WHAT NEEDS TO BE DONE: Reproduce all the lines exactly as they stand, apart from the pictures.

=== DATASET RECORDS ===

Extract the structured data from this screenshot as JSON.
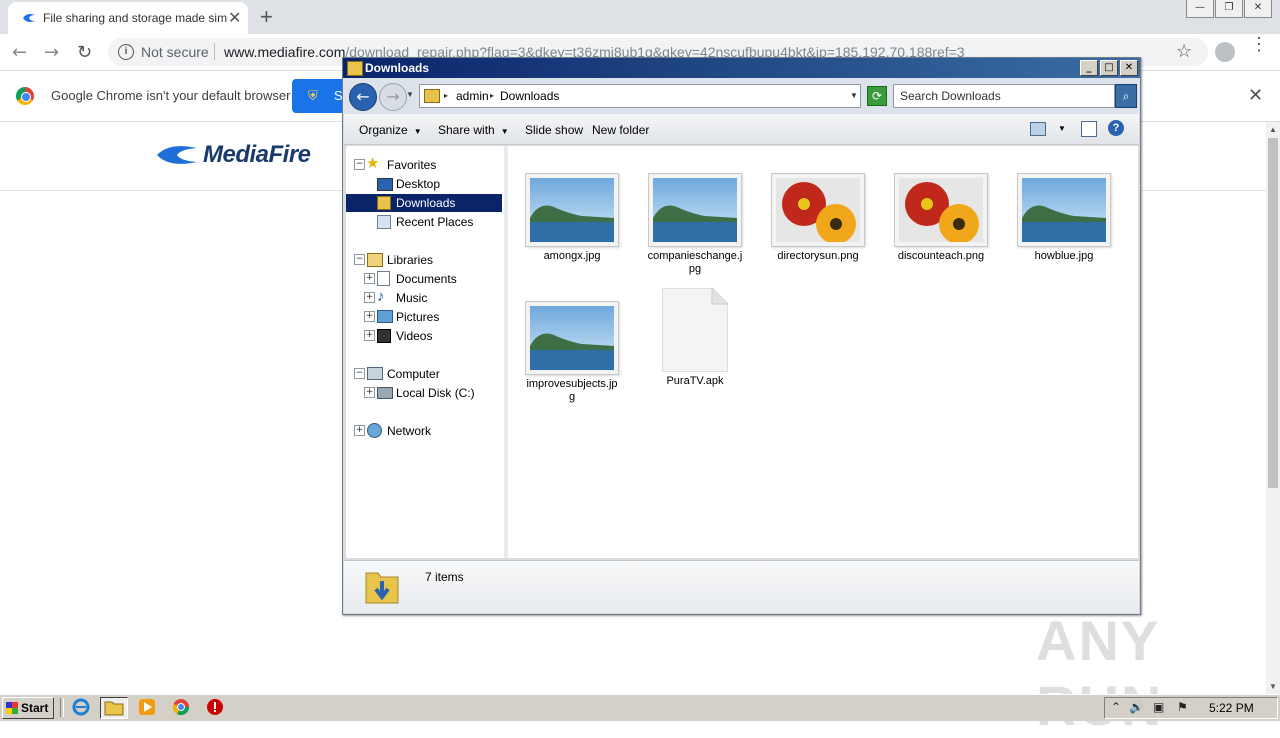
{
  "chrome": {
    "tab": {
      "title": "File sharing and storage made simple",
      "close": "✕"
    },
    "new_tab": "+",
    "window_controls": [
      "—",
      "❐",
      "✕"
    ],
    "nav": {
      "back": "←",
      "forward": "→",
      "reload": "↻"
    },
    "omnibox": {
      "info": "i",
      "security_label": "Not secure",
      "host": "www.mediafire.com",
      "path": "/download_repair.php?flag=3&dkey=t36zmi8ub1q&qkey=42nscufbupu4bkt&ip=185.192.70.188ref=3"
    },
    "bookmark": "☆",
    "menu": "⋮",
    "infobar": {
      "text": "Google Chrome isn't your default browser",
      "button": "S",
      "close": "✕"
    }
  },
  "page": {
    "logo_text": "MediaFire",
    "watermark": "ANY RUN",
    "scroll_up": "▲",
    "scroll_down": "▼"
  },
  "explorer": {
    "title": "Downloads",
    "controls": [
      "_",
      "□",
      "✕"
    ],
    "back": "←",
    "forward": "→",
    "history_arrow": "▼",
    "breadcrumb": [
      "admin",
      "Downloads"
    ],
    "crumb_arrow": "▸",
    "addr_drop": "▼",
    "refresh": "⟳",
    "search_placeholder": "Search Downloads",
    "search_icon": "⌕",
    "commands": {
      "organize": "Organize",
      "share_with": "Share with",
      "slide_show": "Slide show",
      "new_folder": "New folder"
    },
    "cmd_arrow": "▼",
    "help": "?",
    "nav_tree": {
      "favorites": "Favorites",
      "desktop": "Desktop",
      "downloads": "Downloads",
      "recent": "Recent Places",
      "libraries": "Libraries",
      "documents": "Documents",
      "music": "Music",
      "pictures": "Pictures",
      "videos": "Videos",
      "computer": "Computer",
      "local_disk": "Local Disk (C:)",
      "network": "Network"
    },
    "expanders": {
      "minus": "−",
      "plus": "+"
    },
    "files": [
      {
        "name": "amongx.jpg",
        "kind": "landscape"
      },
      {
        "name": "companieschange.jpg",
        "kind": "landscape"
      },
      {
        "name": "directorysun.png",
        "kind": "flowers"
      },
      {
        "name": "discounteach.png",
        "kind": "flowers"
      },
      {
        "name": "howblue.jpg",
        "kind": "landscape"
      },
      {
        "name": "improvesubjects.jpg",
        "kind": "landscape"
      },
      {
        "name": "PuraTV.apk",
        "kind": "generic"
      }
    ],
    "status": "7 items"
  },
  "taskbar": {
    "start": "Start",
    "tray_icons": [
      "⌃",
      "🔊",
      "▣",
      "⚑"
    ],
    "clock": "5:22 PM"
  }
}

===

RESPONSE BELOW:
Extract the structured data from this screenshot as JSON.
{
  "chrome": {
    "tab": {
      "title": "File sharing and storage made simple",
      "close": "✕"
    },
    "new_tab": "+",
    "window_controls": [
      "—",
      "❐",
      "✕"
    ],
    "nav": {
      "back": "←",
      "forward": "→",
      "reload": "↻"
    },
    "omnibox": {
      "info": "i",
      "security_label": "Not secure",
      "host": "www.mediafire.com",
      "path": "/download_repair.php?flag=3&dkey=t36zmi8ub1q&qkey=42nscufbupu4bkt&ip=185.192.70.188ref=3"
    },
    "bookmark": "☆",
    "menu": "⋮",
    "infobar": {
      "text": "Google Chrome isn't your default browser",
      "button": "S",
      "close": "✕"
    }
  },
  "page": {
    "logo_text": "MediaFire",
    "watermark": "ANY RUN",
    "scroll_up": "▲",
    "scroll_down": "▼"
  },
  "explorer": {
    "title": "Downloads",
    "controls": [
      "_",
      "□",
      "✕"
    ],
    "back": "←",
    "forward": "→",
    "history_arrow": "▼",
    "breadcrumb": [
      "admin",
      "Downloads"
    ],
    "crumb_arrow": "▸",
    "addr_drop": "▼",
    "refresh": "⟳",
    "search_placeholder": "Search Downloads",
    "search_icon": "⌕",
    "commands": {
      "organize": "Organize",
      "share_with": "Share with",
      "slide_show": "Slide show",
      "new_folder": "New folder"
    },
    "cmd_arrow": "▼",
    "help": "?",
    "nav_tree": {
      "favorites": "Favorites",
      "desktop": "Desktop",
      "downloads": "Downloads",
      "recent": "Recent Places",
      "libraries": "Libraries",
      "documents": "Documents",
      "music": "Music",
      "pictures": "Pictures",
      "videos": "Videos",
      "computer": "Computer",
      "local_disk": "Local Disk (C:)",
      "network": "Network"
    },
    "expanders": {
      "minus": "−",
      "plus": "+"
    },
    "files": [
      {
        "name": "amongx.jpg",
        "kind": "landscape"
      },
      {
        "name": "companieschange.jpg",
        "kind": "landscape"
      },
      {
        "name": "directorysun.png",
        "kind": "flowers"
      },
      {
        "name": "discounteach.png",
        "kind": "flowers"
      },
      {
        "name": "howblue.jpg",
        "kind": "landscape"
      },
      {
        "name": "improvesubjects.jpg",
        "kind": "landscape"
      },
      {
        "name": "PuraTV.apk",
        "kind": "generic"
      }
    ],
    "status": "7 items"
  },
  "taskbar": {
    "start": "Start",
    "tray_icons": [
      "⌃",
      "🔊",
      "▣",
      "⚑"
    ],
    "clock": "5:22 PM"
  }
}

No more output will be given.